Each line below should be quoted exactly, please.
-- Begin --
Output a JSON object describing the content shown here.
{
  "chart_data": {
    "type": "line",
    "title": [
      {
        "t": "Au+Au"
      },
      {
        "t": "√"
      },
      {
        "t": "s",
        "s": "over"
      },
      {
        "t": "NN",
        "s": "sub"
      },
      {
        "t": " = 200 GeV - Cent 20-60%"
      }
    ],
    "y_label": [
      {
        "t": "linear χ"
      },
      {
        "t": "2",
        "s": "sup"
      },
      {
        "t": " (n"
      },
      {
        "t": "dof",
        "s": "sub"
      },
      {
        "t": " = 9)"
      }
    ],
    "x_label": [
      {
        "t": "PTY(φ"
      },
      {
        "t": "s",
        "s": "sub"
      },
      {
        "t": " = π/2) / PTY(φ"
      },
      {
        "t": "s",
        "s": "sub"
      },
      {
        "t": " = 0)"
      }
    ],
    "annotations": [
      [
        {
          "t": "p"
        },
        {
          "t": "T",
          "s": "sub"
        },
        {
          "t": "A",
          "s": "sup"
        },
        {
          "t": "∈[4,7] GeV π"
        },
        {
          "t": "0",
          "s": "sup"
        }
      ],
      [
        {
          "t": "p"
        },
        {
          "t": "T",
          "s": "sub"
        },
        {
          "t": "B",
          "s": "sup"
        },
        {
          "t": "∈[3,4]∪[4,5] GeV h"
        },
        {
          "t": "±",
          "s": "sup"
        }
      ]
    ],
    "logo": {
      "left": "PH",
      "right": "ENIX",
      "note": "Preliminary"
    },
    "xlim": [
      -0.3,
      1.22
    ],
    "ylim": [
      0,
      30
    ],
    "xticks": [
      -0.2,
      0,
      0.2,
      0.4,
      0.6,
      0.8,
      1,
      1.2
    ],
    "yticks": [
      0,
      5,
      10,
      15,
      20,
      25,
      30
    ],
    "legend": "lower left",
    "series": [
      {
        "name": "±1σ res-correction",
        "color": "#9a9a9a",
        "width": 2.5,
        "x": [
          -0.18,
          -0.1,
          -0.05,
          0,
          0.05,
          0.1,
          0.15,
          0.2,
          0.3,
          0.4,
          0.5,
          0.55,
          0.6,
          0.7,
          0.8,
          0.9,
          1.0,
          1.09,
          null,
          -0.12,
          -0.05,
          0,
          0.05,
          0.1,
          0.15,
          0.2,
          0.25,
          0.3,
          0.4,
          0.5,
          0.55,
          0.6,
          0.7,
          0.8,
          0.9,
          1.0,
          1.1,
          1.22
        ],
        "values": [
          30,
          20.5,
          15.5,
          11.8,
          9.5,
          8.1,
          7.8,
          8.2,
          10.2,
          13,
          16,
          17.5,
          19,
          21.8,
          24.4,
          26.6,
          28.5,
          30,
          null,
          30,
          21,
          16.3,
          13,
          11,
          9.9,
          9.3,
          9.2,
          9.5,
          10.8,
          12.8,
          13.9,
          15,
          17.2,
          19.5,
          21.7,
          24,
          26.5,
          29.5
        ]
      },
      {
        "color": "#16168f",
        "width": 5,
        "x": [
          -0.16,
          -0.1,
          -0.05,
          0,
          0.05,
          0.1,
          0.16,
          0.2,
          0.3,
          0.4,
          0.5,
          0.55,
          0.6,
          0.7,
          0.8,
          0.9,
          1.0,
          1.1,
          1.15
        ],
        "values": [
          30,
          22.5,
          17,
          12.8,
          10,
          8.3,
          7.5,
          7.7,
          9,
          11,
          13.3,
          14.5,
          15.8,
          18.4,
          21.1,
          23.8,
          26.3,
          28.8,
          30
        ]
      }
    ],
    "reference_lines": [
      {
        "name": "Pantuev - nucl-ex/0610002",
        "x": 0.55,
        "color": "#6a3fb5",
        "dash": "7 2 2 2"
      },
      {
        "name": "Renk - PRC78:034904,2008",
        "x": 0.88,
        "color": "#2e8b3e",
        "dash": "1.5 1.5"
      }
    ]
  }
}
-- End --
Exercise output:
Output a JSON object describing the content shown here.
{
  "chart_data": {
    "type": "line",
    "title": [
      {
        "t": "Au+Au"
      },
      {
        "t": "√"
      },
      {
        "t": "s",
        "s": "over"
      },
      {
        "t": "NN",
        "s": "sub"
      },
      {
        "t": " = 200 GeV - Cent 20-60%"
      }
    ],
    "y_label": [
      {
        "t": "linear χ"
      },
      {
        "t": "2",
        "s": "sup"
      },
      {
        "t": " (n"
      },
      {
        "t": "dof",
        "s": "sub"
      },
      {
        "t": " = 9)"
      }
    ],
    "x_label": [
      {
        "t": "PTY(φ"
      },
      {
        "t": "s",
        "s": "sub"
      },
      {
        "t": " = π/2) / PTY(φ"
      },
      {
        "t": "s",
        "s": "sub"
      },
      {
        "t": " = 0)"
      }
    ],
    "annotations": [
      [
        {
          "t": "p"
        },
        {
          "t": "T",
          "s": "sub"
        },
        {
          "t": "A",
          "s": "sup"
        },
        {
          "t": "∈[4,7] GeV π"
        },
        {
          "t": "0",
          "s": "sup"
        }
      ],
      [
        {
          "t": "p"
        },
        {
          "t": "T",
          "s": "sub"
        },
        {
          "t": "B",
          "s": "sup"
        },
        {
          "t": "∈[3,4]∪[4,5] GeV h"
        },
        {
          "t": "±",
          "s": "sup"
        }
      ]
    ],
    "logo": {
      "left": "PH",
      "right": "ENIX",
      "note": "Preliminary"
    },
    "xlim": [
      -0.3,
      1.22
    ],
    "ylim": [
      0,
      30
    ],
    "xticks": [
      -0.2,
      0,
      0.2,
      0.4,
      0.6,
      0.8,
      1,
      1.2
    ],
    "yticks": [
      0,
      5,
      10,
      15,
      20,
      25,
      30
    ],
    "legend": "lower left",
    "series": [
      {
        "name": "±1σ res-correction",
        "color": "#9a9a9a",
        "width": 2.5,
        "x": [
          -0.18,
          -0.1,
          -0.05,
          0,
          0.05,
          0.1,
          0.15,
          0.2,
          0.3,
          0.4,
          0.5,
          0.55,
          0.6,
          0.7,
          0.8,
          0.9,
          1.0,
          1.09,
          null,
          -0.12,
          -0.05,
          0,
          0.05,
          0.1,
          0.15,
          0.2,
          0.25,
          0.3,
          0.4,
          0.5,
          0.55,
          0.6,
          0.7,
          0.8,
          0.9,
          1.0,
          1.1,
          1.22
        ],
        "values": [
          30,
          20.5,
          15.5,
          11.8,
          9.5,
          8.1,
          7.8,
          8.2,
          10.2,
          13,
          16,
          17.5,
          19,
          21.8,
          24.4,
          26.6,
          28.5,
          30,
          null,
          30,
          21,
          16.3,
          13,
          11,
          9.9,
          9.3,
          9.2,
          9.5,
          10.8,
          12.8,
          13.9,
          15,
          17.2,
          19.5,
          21.7,
          24,
          26.5,
          29.5
        ]
      },
      {
        "color": "#16168f",
        "width": 5,
        "x": [
          -0.16,
          -0.1,
          -0.05,
          0,
          0.05,
          0.1,
          0.16,
          0.2,
          0.3,
          0.4,
          0.5,
          0.55,
          0.6,
          0.7,
          0.8,
          0.9,
          1.0,
          1.1,
          1.15
        ],
        "values": [
          30,
          22.5,
          17,
          12.8,
          10,
          8.3,
          7.5,
          7.7,
          9,
          11,
          13.3,
          14.5,
          15.8,
          18.4,
          21.1,
          23.8,
          26.3,
          28.8,
          30
        ]
      }
    ],
    "reference_lines": [
      {
        "name": "Pantuev - nucl-ex/0610002",
        "x": 0.55,
        "color": "#6a3fb5",
        "dash": "7 2 2 2"
      },
      {
        "name": "Renk - PRC78:034904,2008",
        "x": 0.88,
        "color": "#2e8b3e",
        "dash": "1.5 1.5"
      }
    ]
  }
}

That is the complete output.